start Material to process

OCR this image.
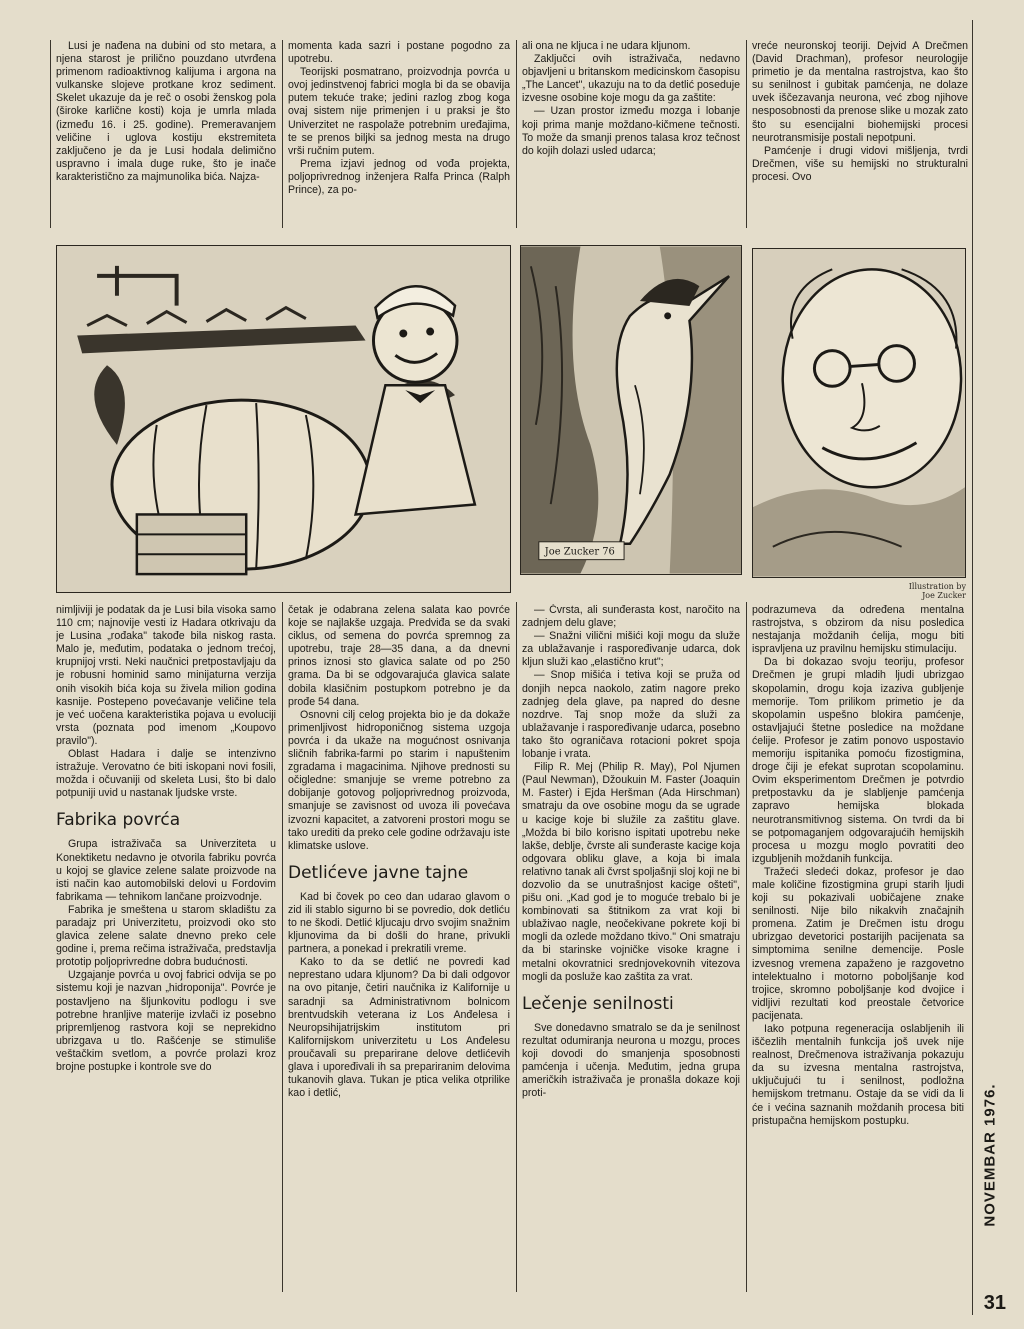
Lusi je nađena na dubini od sto metara, a njena starost je prilično pouzdano utvrđena primenom radioaktivnog kalijuma i argona na vulkanske slojeve protkane kroz sediment. Skelet ukazuje da je reč o osobi ženskog pola (široke karlične kosti) koja je umrla mlada (između 16. i 25. godine). Premeravanjem veličine i uglova kostiju ekstremiteta zaključeno je da je Lusi hodala delimično uspravno i imala duge ruke, što je inače karakteristično za majmunolika bića. Najza-

momenta kada sazri i postane pogodno za upotrebu.

Teorijski posmatrano, proizvodnja povrća u ovoj jedinstvenoj fabrici mogla bi da se obavija putem tekuće trake; jedini razlog zbog koga ovaj sistem nije primenjen i u praksi je što Univerzitet ne raspolaže potrebnim uređajima, te se prenos biljki sa jednog mesta na drugo vrši ručnim putem.

Prema izjavi jednog od vođa projekta, poljoprivrednog inženjera Ralfa Princa (Ralph Prince), za po-

ali ona ne kljuca i ne udara kljunom.

Zaključci ovih istraživača, nedavno objavljeni u britanskom medicinskom časopisu „The Lancet", ukazuju na to da detlić poseduje izvesne osobine koje mogu da ga zaštite:

— Uzan prostor između mozga i lobanje koji prima manje moždano-kičmene tečnosti. To može da smanji prenos talasa kroz tečnost do kojih dolazi usled udarca;

vreće neuronskoj teoriji. Dejvid A Drečmen (David Drachman), profesor neurologije primetio je da mentalna rastrojstva, kao što su senilnost i gubitak pamćenja, ne dolaze uvek iščezavanja neurona, već zbog njihove nesposobnosti da prenose slike u mozak zato što su esencijalni biohemijski procesi neurotransmisije postali nepotpuni.

Pamćenje i drugi vidovi mišljenja, tvrdi Drečmen, više su hemijski no strukturalni procesi. Ovo

Joe Zucker 76
Illustration by
Joe Zucker

nimljiviji je podatak da je Lusi bila visoka samo 110 cm; najnovije vesti iz Hadara otkrivaju da je Lusina „rođaka" takođe bila niskog rasta. Malo je, međutim, podataka o jednom trećoj, krupnijoj vrsti. Neki naučnici pretpostavljaju da je robusni hominid samo minijaturna verzija onih visokih bića koja su živela milion godina kasnije. Postepeno povećavanje veličine tela je već uočena karakteristika pojava u evoluciji vrsta (poznata pod imenom „Koupovo pravilo").

Oblast Hadara i dalje se intenzivno istražuje. Verovatno će biti iskopani novi fosili, možda i očuvaniji od skeleta Lusi, što bi dalo potpuniji uvid u nastanak ljudske vrste.

Fabrika povrća

Grupa istraživača sa Univerziteta u Konektiketu nedavno je otvorila fabriku povrća u kojoj se glavice zelene salate proizvode na isti način kao automobilski delovi u Fordovim fabrikama — tehnikom lančane proizvodnje.

Fabrika je smeštena u starom skladištu za paradajz pri Univerzitetu, proizvodi oko sto glavica zelene salate dnevno preko cele godine i, prema rečima istraživača, predstavlja prototip poljoprivredne dobra budućnosti.

Uzgajanje povrća u ovoj fabrici odvija se po sistemu koji je nazvan „hidroponija". Povrće je postavljeno na šljunkovitu podlogu i sve potrebne hranljive materije izvlači iz posebno pripremljenog rastvora koji se neprekidno ubrizgava u tlo. Rašćenje se stimuliše veštačkim svetlom, a povrće prolazi kroz brojne postupke i kontrole sve do

četak je odabrana zelena salata kao povrće koje se najlakše uzgaja. Predviđa se da svaki ciklus, od semena do povrća spremnog za upotrebu, traje 28—35 dana, a da dnevni prinos iznosi sto glavica salate od po 250 grama. Da bi se odgovarajuća glavica salate dobila klasičnim postupkom potrebno je da prođe 54 dana.

Osnovni cilj celog projekta bio je da dokaže primenljivost hidroponičnog sistema uzgoja povrća i da ukaže na mogućnost osnivanja sličnih fabrika-farmi po starim i napuštenim zgradama i magacinima. Njihove prednosti su očigledne: smanjuje se vreme potrebno za dobijanje gotovog poljoprivrednog proizvoda, smanjuje se zavisnost od uvoza ili povećava izvozni kapacitet, a zatvoreni prostori mogu se tako urediti da preko cele godine održavaju iste klimatske uslove.

Detlićeve javne tajne

Kad bi čovek po ceo dan udarao glavom o zid ili stablo sigurno bi se povredio, dok detliću to ne škodi. Detlić kljucaju drvo svojim snažnim kljunovima da bi došli do hrane, privukli partnera, a ponekad i prekratili vreme.

Kako to da se detlić ne povredi kad neprestano udara kljunom? Da bi dali odgovor na ovo pitanje, četiri naučnika iz Kalifornije u saradnji sa Administrativnom bolnicom brentvudskih veterana iz Los Anđelesa i Neuropsihijatrijskim institutom pri Kalifornijskom univerzitetu u Los Anđelesu proučavali su preparirane delove detlićevih glava i upoređivali ih sa prepariranim delovima tukanovih glava. Tukan je ptica velika otprilike kao i detlić,

— Čvrsta, ali sunđerasta kost, naročito na zadnjem delu glave;

— Snažni vilični mišići koji mogu da služe za ublažavanje i raspoređivanje udarca, dok kljun služi kao „elastično krut";

— Snop mišića i tetiva koji se pruža od donjih nepca naokolo, zatim nagore preko zadnjeg dela glave, pa napred do desne nozdrve. Taj snop može da služi za ublažavanje i raspoređivanje udarca, posebno tako što ograničava rotacioni pokret spoja lobanje i vrata.

Filip R. Mej (Philip R. May), Pol Njumen (Paul Newman), Džoukuin M. Faster (Joaquin M. Faster) i Ejda Heršman (Ada Hirschman) smatraju da ove osobine mogu da se ugrade u kacige koje bi služile za zaštitu glave. „Možda bi bilo korisno ispitati upotrebu neke lakše, deblje, čvrste ali sunđeraste kacige koja odgovara obliku glave, a koja bi imala relativno tanak ali čvrst spoljašnji sloj koji ne bi dozvolio da se unutrašnjost kacige ošteti", pišu oni. „Kad god je to moguće trebalo bi je kombinovati sa štitnikom za vrat koji bi ublaživao nagle, neočekivane pokrete koji bi mogli da ozlede moždano tkivo." Oni smatraju da bi starinske vojničke visoke kragne i metalni okovratnici srednjovekovnih vitezova mogli da posluže kao zaštita za vrat.

Lečenje senilnosti

Sve donedavno smatralo se da je senilnost rezultat odumiranja neurona u mozgu, proces koji dovodi do smanjenja sposobnosti pamćenja i učenja. Međutim, jedna grupa američkih istraživača je pronašla dokaze koji proti-

podrazumeva da određena mentalna rastrojstva, s obzirom da nisu posledica nestajanja moždanih ćelija, mogu biti ispravljena uz pravilnu hemijsku stimulaciju.

Da bi dokazao svoju teoriju, profesor Drečmen je grupi mladih ljudi ubrizgao skopolamin, drogu koja izaziva gubljenje memorije. Tom prilikom primetio je da skopolamin uspešno blokira pamćenje, ostavljajući štetne posledice na moždane ćelije. Profesor je zatim ponovo uspostavio memoriju ispitanika pomoću fizostigmina, droge čiji je efekat suprotan scopolaminu. Ovim eksperimentom Drečmen je potvrdio pretpostavku da je slabljenje pamćenja zapravo hemijska blokada neurotransmitivnog sistema. On tvrdi da bi se potpomaganjem odgovarajućih hemijskih procesa u mozgu moglo povratiti deo izgubljenih moždanih funkcija.

Tražeći sledeći dokaz, profesor je dao male količine fizostigmina grupi starih ljudi koji su pokazivali uobičajene znake senilnosti. Nije bilo nikakvih značajnih promena. Zatim je Drečmen istu drogu ubrizgao devetorici postarijih pacijenata sa simptomima senilne demencije. Posle izvesnog vremena zapaženo je razgovetno intelektualno i motorno poboljšanje kod trojice, skromno poboljšanje kod dvojice i vidljivi rezultati kod preostale četvorice pacijenata.

Iako potpuna regeneracija oslabljenih ili iščezlih mentalnih funkcija još uvek nije realnost, Drečmenova istraživanja pokazuju da su izvesna mentalna rastrojstva, uključujući tu i senilnost, podložna hemijskom tretmanu. Ostaje da se vidi da li će i većina saznanih moždanih procesa biti pristupačna hemijskom postupku.	NOVEMBAR 1976.
31
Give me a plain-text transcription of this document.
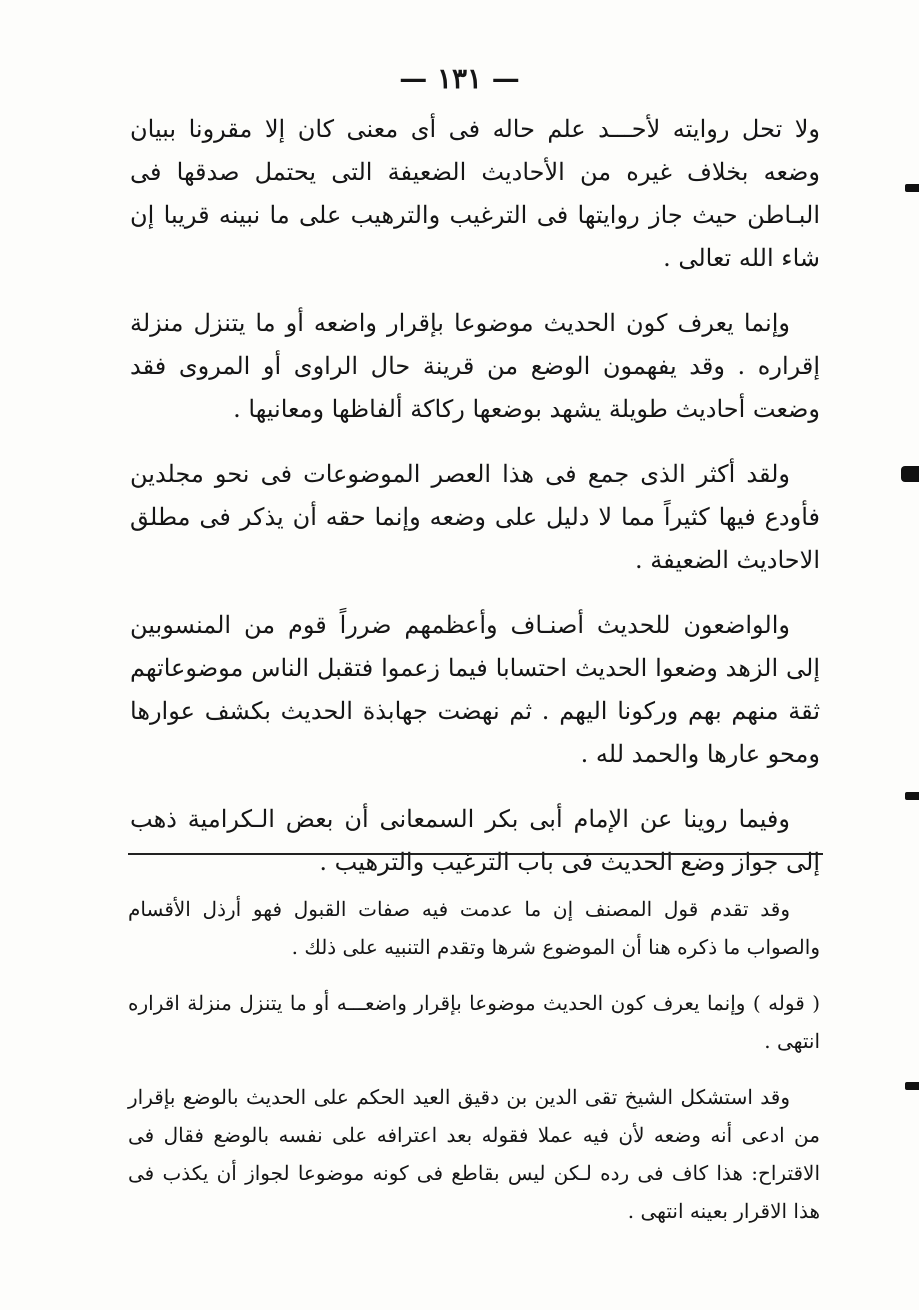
— ١٣١ —

ولا تحل روايته لأحـــد علم حاله فى أى معنى كان إلا مقرونا ببيان وضعه بخلاف غيره من الأحاديث الضعيفة التى يحتمل صدقها فى البـاطن حيث جاز روايتها فى الترغيب والترهيب على ما نبينه قريبا إن شاء الله تعالى .

وإنما يعرف كون الحديث موضوعا بإقرار واضعه أو ما يتنزل منزلة إقراره . وقد يفهمون الوضع من قرينة حال الراوى أو المروى فقد وضعت أحاديث طويلة يشهد بوضعها ركاكة ألفاظها ومعانيها .

ولقد أكثر الذى جمع فى هذا العصر الموضوعات فى نحو مجلدين فأودع فيها كثيراً مما لا دليل على وضعه وإنما حقه أن يذكر فى مطلق الاحاديث الضعيفة .

والواضعون للحديث أصنـاف وأعظمهم ضرراً قوم من المنسوبين إلى الزهد وضعوا الحديث احتسابا فيما زعموا فتقبل الناس موضوعاتهم ثقة منهم بهم وركونا اليهم . ثم نهضت جهابذة الحديث بكشف عوارها ومحو عارها والحمد لله .

وفيما روينا عن الإمام أبى بكر السمعانى أن بعض الـكرامية ذهب إلى جواز وضع الحديث فى باب الترغيب والترهيب .

وقد تقدم قول المصنف إن ما عدمت فيه صفات القبول فهو أرذل الأقسام والصواب ما ذكره هنا أن الموضوع شرها وتقدم التنبيه على ذلك .

( قوله ) وإنما يعرف كون الحديث موضوعا بإقرار واضعـــه أو ما يتنزل منزلة اقراره انتهى .

وقد استشكل الشيخ تقى الدين بن دقيق العيد الحكم على الحديث بالوضع بإقرار من ادعى أنه وضعه لأن فيه عملا فقوله بعد اعترافه على نفسه بالوضع فقال فى الاقتراح: هذا كاف فى رده لـكن ليس بقاطع فى كونه موضوعا لجواز أن يكذب فى هذا الاقرار بعينه انتهى .
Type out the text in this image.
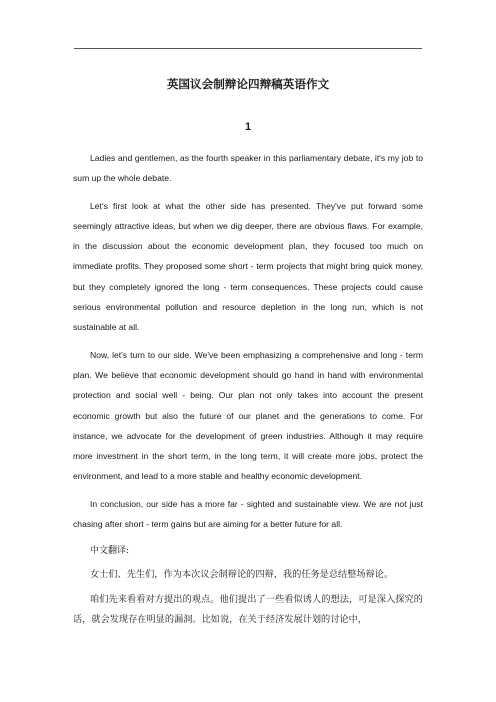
英国议会制辩论四辩稿英语作文
1

Ladies and gentlemen, as the fourth speaker in this parliamentary debate, it's my job to sum up the whole debate.

Let's first look at what the other side has presented. They've put forward some seemingly attractive ideas, but when we dig deeper, there are obvious flaws. For example, in the discussion about the economic development plan, they focused too much on immediate profits. They proposed some short - term projects that might bring quick money, but they completely ignored the long - term consequences. These projects could cause serious environmental pollution and resource depletion in the long run, which is not sustainable at all.

Now, let's turn to our side. We've been emphasizing a comprehensive and long - term plan. We believe that economic development should go hand in hand with environmental protection and social well - being. Our plan not only takes into account the present economic growth but also the future of our planet and the generations to come. For instance, we advocate for the development of green industries. Although it may require more investment in the short term, in the long term, it will create more jobs, protect the environment, and lead to a more stable and healthy economic development.

In conclusion, our side has a more far - sighted and sustainable view. We are not just chasing after short - term gains but are aiming for a better future for all.

中文翻译:

女士们、先生们，作为本次议会制辩论的四辩，我的任务是总结整场辩论。

咱们先来看看对方提出的观点。他们提出了一些看似诱人的想法，可是深入探究的话，就会发现存在明显的漏洞。比如说，在关于经济发展计划的讨论中，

end Material to process

State how many lines include the string "glavica", and nothing more.

Correct response: 2